◆ What the task requires
Quote every line as written. Omit pictures.

------------------------

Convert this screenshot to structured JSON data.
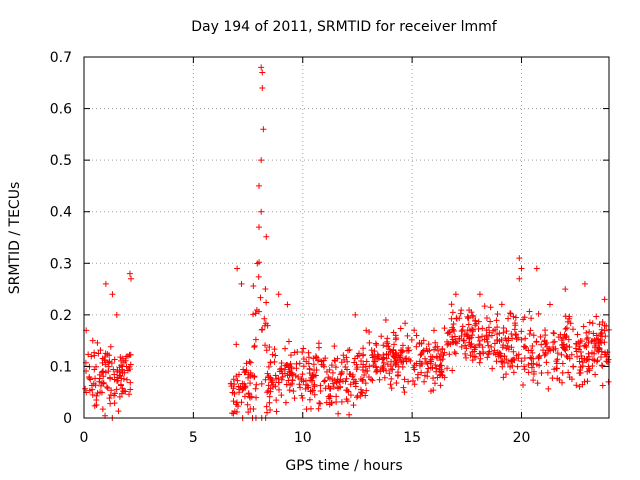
{
  "chart_data": {
    "type": "scatter",
    "title": "Day 194 of 2011, SRMTID for receiver lmmf",
    "xlabel": "GPS time / hours",
    "ylabel": "SRMTID / TECUs",
    "xlim": [
      0,
      24
    ],
    "ylim": [
      0,
      0.7
    ],
    "xticks": [
      0,
      5,
      10,
      15,
      20
    ],
    "xtick_labels": [
      "0",
      "5",
      "10",
      "15",
      "20"
    ],
    "yticks": [
      0,
      0.1,
      0.2,
      0.3,
      0.4,
      0.5,
      0.6,
      0.7
    ],
    "ytick_labels": [
      "0",
      "0.1",
      "0.2",
      "0.3",
      "0.4",
      "0.5",
      "0.6",
      "0.7"
    ],
    "grid": true,
    "marker": "+",
    "colors": {
      "marker": "#ff0000",
      "grid": "#a0a0a0",
      "axes": "#000000"
    },
    "series": [
      {
        "name": "SRMTID",
        "segments": [
          {
            "x_range": [
              0.0,
              2.2
            ],
            "base": 0.08,
            "spread": 0.09,
            "peaks": [
              [
                0.1,
                0.17
              ],
              [
                0.4,
                0.15
              ],
              [
                1.0,
                0.26
              ],
              [
                1.3,
                0.24
              ],
              [
                1.5,
                0.2
              ],
              [
                2.1,
                0.28
              ],
              [
                2.15,
                0.27
              ]
            ]
          },
          {
            "x_range": [
              6.7,
              7.7
            ],
            "base": 0.06,
            "spread": 0.1,
            "peaks": [
              [
                7.0,
                0.29
              ],
              [
                7.2,
                0.26
              ]
            ]
          },
          {
            "x_range": [
              7.7,
              8.4
            ],
            "base": 0.15,
            "spread": 0.3,
            "peaks": [
              [
                8.1,
                0.68
              ],
              [
                8.15,
                0.67
              ],
              [
                8.15,
                0.64
              ],
              [
                8.2,
                0.56
              ],
              [
                8.1,
                0.5
              ],
              [
                8.0,
                0.45
              ],
              [
                8.1,
                0.4
              ],
              [
                8.0,
                0.37
              ]
            ]
          },
          {
            "x_range": [
              8.4,
              10.0
            ],
            "base": 0.08,
            "spread": 0.08,
            "peaks": [
              [
                8.9,
                0.24
              ],
              [
                9.3,
                0.22
              ]
            ]
          },
          {
            "x_range": [
              10.0,
              13.0
            ],
            "base": 0.08,
            "spread": 0.08,
            "peaks": [
              [
                12.4,
                0.2
              ],
              [
                12.9,
                0.17
              ]
            ]
          },
          {
            "x_range": [
              13.0,
              16.5
            ],
            "base": 0.11,
            "spread": 0.08,
            "peaks": [
              [
                13.8,
                0.19
              ],
              [
                15.2,
                0.16
              ],
              [
                16.0,
                0.17
              ]
            ]
          },
          {
            "x_range": [
              16.5,
              18.5
            ],
            "base": 0.16,
            "spread": 0.09,
            "peaks": [
              [
                17.0,
                0.24
              ],
              [
                18.1,
                0.24
              ]
            ]
          },
          {
            "x_range": [
              18.5,
              20.2
            ],
            "base": 0.14,
            "spread": 0.09,
            "peaks": [
              [
                19.9,
                0.31
              ],
              [
                20.0,
                0.29
              ],
              [
                19.9,
                0.27
              ]
            ]
          },
          {
            "x_range": [
              20.2,
              24.0
            ],
            "base": 0.13,
            "spread": 0.09,
            "peaks": [
              [
                20.7,
                0.29
              ],
              [
                21.3,
                0.22
              ],
              [
                22.0,
                0.25
              ],
              [
                22.9,
                0.26
              ],
              [
                23.8,
                0.23
              ]
            ]
          }
        ]
      }
    ]
  }
}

------------------------

◆ The completed task
Convert this screenshot to structured JSON data.
{
  "chart_data": {
    "type": "scatter",
    "title": "Day 194 of 2011, SRMTID for receiver lmmf",
    "xlabel": "GPS time / hours",
    "ylabel": "SRMTID / TECUs",
    "xlim": [
      0,
      24
    ],
    "ylim": [
      0,
      0.7
    ],
    "xticks": [
      0,
      5,
      10,
      15,
      20
    ],
    "xtick_labels": [
      "0",
      "5",
      "10",
      "15",
      "20"
    ],
    "yticks": [
      0,
      0.1,
      0.2,
      0.3,
      0.4,
      0.5,
      0.6,
      0.7
    ],
    "ytick_labels": [
      "0",
      "0.1",
      "0.2",
      "0.3",
      "0.4",
      "0.5",
      "0.6",
      "0.7"
    ],
    "grid": true,
    "marker": "+",
    "colors": {
      "marker": "#ff0000",
      "grid": "#a0a0a0",
      "axes": "#000000"
    },
    "series": [
      {
        "name": "SRMTID",
        "segments": [
          {
            "x_range": [
              0.0,
              2.2
            ],
            "base": 0.08,
            "spread": 0.09,
            "peaks": [
              [
                0.1,
                0.17
              ],
              [
                0.4,
                0.15
              ],
              [
                1.0,
                0.26
              ],
              [
                1.3,
                0.24
              ],
              [
                1.5,
                0.2
              ],
              [
                2.1,
                0.28
              ],
              [
                2.15,
                0.27
              ]
            ]
          },
          {
            "x_range": [
              6.7,
              7.7
            ],
            "base": 0.06,
            "spread": 0.1,
            "peaks": [
              [
                7.0,
                0.29
              ],
              [
                7.2,
                0.26
              ]
            ]
          },
          {
            "x_range": [
              7.7,
              8.4
            ],
            "base": 0.15,
            "spread": 0.3,
            "peaks": [
              [
                8.1,
                0.68
              ],
              [
                8.15,
                0.67
              ],
              [
                8.15,
                0.64
              ],
              [
                8.2,
                0.56
              ],
              [
                8.1,
                0.5
              ],
              [
                8.0,
                0.45
              ],
              [
                8.1,
                0.4
              ],
              [
                8.0,
                0.37
              ]
            ]
          },
          {
            "x_range": [
              8.4,
              10.0
            ],
            "base": 0.08,
            "spread": 0.08,
            "peaks": [
              [
                8.9,
                0.24
              ],
              [
                9.3,
                0.22
              ]
            ]
          },
          {
            "x_range": [
              10.0,
              13.0
            ],
            "base": 0.08,
            "spread": 0.08,
            "peaks": [
              [
                12.4,
                0.2
              ],
              [
                12.9,
                0.17
              ]
            ]
          },
          {
            "x_range": [
              13.0,
              16.5
            ],
            "base": 0.11,
            "spread": 0.08,
            "peaks": [
              [
                13.8,
                0.19
              ],
              [
                15.2,
                0.16
              ],
              [
                16.0,
                0.17
              ]
            ]
          },
          {
            "x_range": [
              16.5,
              18.5
            ],
            "base": 0.16,
            "spread": 0.09,
            "peaks": [
              [
                17.0,
                0.24
              ],
              [
                18.1,
                0.24
              ]
            ]
          },
          {
            "x_range": [
              18.5,
              20.2
            ],
            "base": 0.14,
            "spread": 0.09,
            "peaks": [
              [
                19.9,
                0.31
              ],
              [
                20.0,
                0.29
              ],
              [
                19.9,
                0.27
              ]
            ]
          },
          {
            "x_range": [
              20.2,
              24.0
            ],
            "base": 0.13,
            "spread": 0.09,
            "peaks": [
              [
                20.7,
                0.29
              ],
              [
                21.3,
                0.22
              ],
              [
                22.0,
                0.25
              ],
              [
                22.9,
                0.26
              ],
              [
                23.8,
                0.23
              ]
            ]
          }
        ]
      }
    ]
  }
}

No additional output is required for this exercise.